[Saved data entries]
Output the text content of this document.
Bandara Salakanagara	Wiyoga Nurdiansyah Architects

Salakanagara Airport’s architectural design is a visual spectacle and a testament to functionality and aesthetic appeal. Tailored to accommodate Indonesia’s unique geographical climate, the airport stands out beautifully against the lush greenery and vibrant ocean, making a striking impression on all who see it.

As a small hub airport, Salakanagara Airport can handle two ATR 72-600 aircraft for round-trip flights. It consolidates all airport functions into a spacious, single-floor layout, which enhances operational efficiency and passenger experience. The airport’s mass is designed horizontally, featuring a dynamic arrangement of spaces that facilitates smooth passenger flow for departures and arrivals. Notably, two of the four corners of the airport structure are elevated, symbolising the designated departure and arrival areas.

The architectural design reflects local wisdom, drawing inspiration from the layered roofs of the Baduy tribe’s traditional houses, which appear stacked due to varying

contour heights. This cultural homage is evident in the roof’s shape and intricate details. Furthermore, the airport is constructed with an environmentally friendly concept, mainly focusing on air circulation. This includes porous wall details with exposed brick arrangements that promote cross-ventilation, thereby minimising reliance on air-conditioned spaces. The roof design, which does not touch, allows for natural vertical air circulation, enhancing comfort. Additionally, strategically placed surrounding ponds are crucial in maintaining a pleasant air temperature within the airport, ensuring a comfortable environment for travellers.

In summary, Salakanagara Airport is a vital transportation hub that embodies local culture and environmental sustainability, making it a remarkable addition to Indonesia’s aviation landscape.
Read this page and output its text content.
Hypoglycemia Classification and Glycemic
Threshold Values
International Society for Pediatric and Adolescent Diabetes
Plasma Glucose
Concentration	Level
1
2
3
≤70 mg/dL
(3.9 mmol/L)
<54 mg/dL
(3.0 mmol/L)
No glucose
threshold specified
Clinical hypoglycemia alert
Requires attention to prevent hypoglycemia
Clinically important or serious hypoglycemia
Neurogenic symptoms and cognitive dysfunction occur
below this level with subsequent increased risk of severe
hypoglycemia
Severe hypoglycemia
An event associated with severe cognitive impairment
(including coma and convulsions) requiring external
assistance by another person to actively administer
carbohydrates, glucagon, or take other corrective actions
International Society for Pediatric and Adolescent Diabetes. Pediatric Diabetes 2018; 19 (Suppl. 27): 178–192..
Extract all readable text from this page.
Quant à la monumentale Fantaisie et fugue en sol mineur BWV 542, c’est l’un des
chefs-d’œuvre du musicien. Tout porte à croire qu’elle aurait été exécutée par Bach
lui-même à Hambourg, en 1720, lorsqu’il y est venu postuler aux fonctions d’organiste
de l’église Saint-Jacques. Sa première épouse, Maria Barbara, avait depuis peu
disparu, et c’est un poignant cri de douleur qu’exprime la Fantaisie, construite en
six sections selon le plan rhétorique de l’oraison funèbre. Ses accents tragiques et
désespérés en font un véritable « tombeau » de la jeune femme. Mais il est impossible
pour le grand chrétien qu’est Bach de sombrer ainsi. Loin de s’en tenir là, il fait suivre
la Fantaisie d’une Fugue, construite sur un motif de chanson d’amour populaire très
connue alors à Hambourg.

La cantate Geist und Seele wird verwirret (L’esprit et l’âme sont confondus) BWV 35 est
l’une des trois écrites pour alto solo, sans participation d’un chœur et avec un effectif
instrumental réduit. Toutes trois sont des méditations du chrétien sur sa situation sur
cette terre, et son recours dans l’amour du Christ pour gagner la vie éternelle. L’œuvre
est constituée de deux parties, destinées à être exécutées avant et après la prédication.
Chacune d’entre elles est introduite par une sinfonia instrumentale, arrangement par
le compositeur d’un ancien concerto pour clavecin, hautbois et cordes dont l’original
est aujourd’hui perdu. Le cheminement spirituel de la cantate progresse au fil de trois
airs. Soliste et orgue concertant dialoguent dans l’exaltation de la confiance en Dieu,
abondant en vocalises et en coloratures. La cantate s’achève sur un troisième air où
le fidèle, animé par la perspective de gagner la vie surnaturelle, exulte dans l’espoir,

Short task – Please repeat the listing above in full and exactly.

Exercise output –
Output the text content of this document.
Bandara Salakanagara	Wiyoga Nurdiansyah Architects

Salakanagara Airport’s architectural design is a visual spectacle and a testament to functionality and aesthetic appeal. Tailored to accommodate Indonesia’s unique geographical climate, the airport stands out beautifully against the lush greenery and vibrant ocean, making a striking impression on all who see it.

As a small hub airport, Salakanagara Airport can handle two ATR 72-600 aircraft for round-trip flights. It consolidates all airport functions into a spacious, single-floor layout, which enhances operational efficiency and passenger experience. The airport’s mass is designed horizontally, featuring a dynamic arrangement of spaces that facilitates smooth passenger flow for departures and arrivals. Notably, two of the four corners of the airport structure are elevated, symbolising the designated departure and arrival areas.

The architectural design reflects local wisdom, drawing inspiration from the layered roofs of the Baduy tribe’s traditional houses, which appear stacked due to varying

contour heights. This cultural homage is evident in the roof’s shape and intricate details. Furthermore, the airport is constructed with an environmentally friendly concept, mainly focusing on air circulation. This includes porous wall details with exposed brick arrangements that promote cross-ventilation, thereby minimising reliance on air-conditioned spaces. The roof design, which does not touch, allows for natural vertical air circulation, enhancing comfort. Additionally, strategically placed surrounding ponds are crucial in maintaining a pleasant air temperature within the airport, ensuring a comfortable environment for travellers.

In summary, Salakanagara Airport is a vital transportation hub that embodies local culture and environmental sustainability, making it a remarkable addition to Indonesia’s aviation landscape.
Read this page and output its text content.
Hypoglycemia Classification and Glycemic
Threshold Values
International Society for Pediatric and Adolescent Diabetes
Plasma Glucose
Concentration	Level
1
2
3
≤70 mg/dL
(3.9 mmol/L)
<54 mg/dL
(3.0 mmol/L)
No glucose
threshold specified
Clinical hypoglycemia alert
Requires attention to prevent hypoglycemia
Clinically important or serious hypoglycemia
Neurogenic symptoms and cognitive dysfunction occur
below this level with subsequent increased risk of severe
hypoglycemia
Severe hypoglycemia
An event associated with severe cognitive impairment
(including coma and convulsions) requiring external
assistance by another person to actively administer
carbohydrates, glucagon, or take other corrective actions
International Society for Pediatric and Adolescent Diabetes. Pediatric Diabetes 2018; 19 (Suppl. 27): 178–192..
Extract all readable text from this page.
Quant à la monumentale Fantaisie et fugue en sol mineur BWV 542, c’est l’un des
chefs-d’œuvre du musicien. Tout porte à croire qu’elle aurait été exécutée par Bach
lui-même à Hambourg, en 1720, lorsqu’il y est venu postuler aux fonctions d’organiste
de l’église Saint-Jacques. Sa première épouse, Maria Barbara, avait depuis peu
disparu, et c’est un poignant cri de douleur qu’exprime la Fantaisie, construite en
six sections selon le plan rhétorique de l’oraison funèbre. Ses accents tragiques et
désespérés en font un véritable « tombeau » de la jeune femme. Mais il est impossible
pour le grand chrétien qu’est Bach de sombrer ainsi. Loin de s’en tenir là, il fait suivre
la Fantaisie d’une Fugue, construite sur un motif de chanson d’amour populaire très
connue alors à Hambourg.

La cantate Geist und Seele wird verwirret (L’esprit et l’âme sont confondus) BWV 35 est
l’une des trois écrites pour alto solo, sans participation d’un chœur et avec un effectif
instrumental réduit. Toutes trois sont des méditations du chrétien sur sa situation sur
cette terre, et son recours dans l’amour du Christ pour gagner la vie éternelle. L’œuvre
est constituée de deux parties, destinées à être exécutées avant et après la prédication.
Chacune d’entre elles est introduite par une sinfonia instrumentale, arrangement par
le compositeur d’un ancien concerto pour clavecin, hautbois et cordes dont l’original
est aujourd’hui perdu. Le cheminement spirituel de la cantate progresse au fil de trois
airs. Soliste et orgue concertant dialoguent dans l’exaltation de la confiance en Dieu,
abondant en vocalises et en coloratures. La cantate s’achève sur un troisième air où
le fidèle, animé par la perspective de gagner la vie surnaturelle, exulte dans l’espoir,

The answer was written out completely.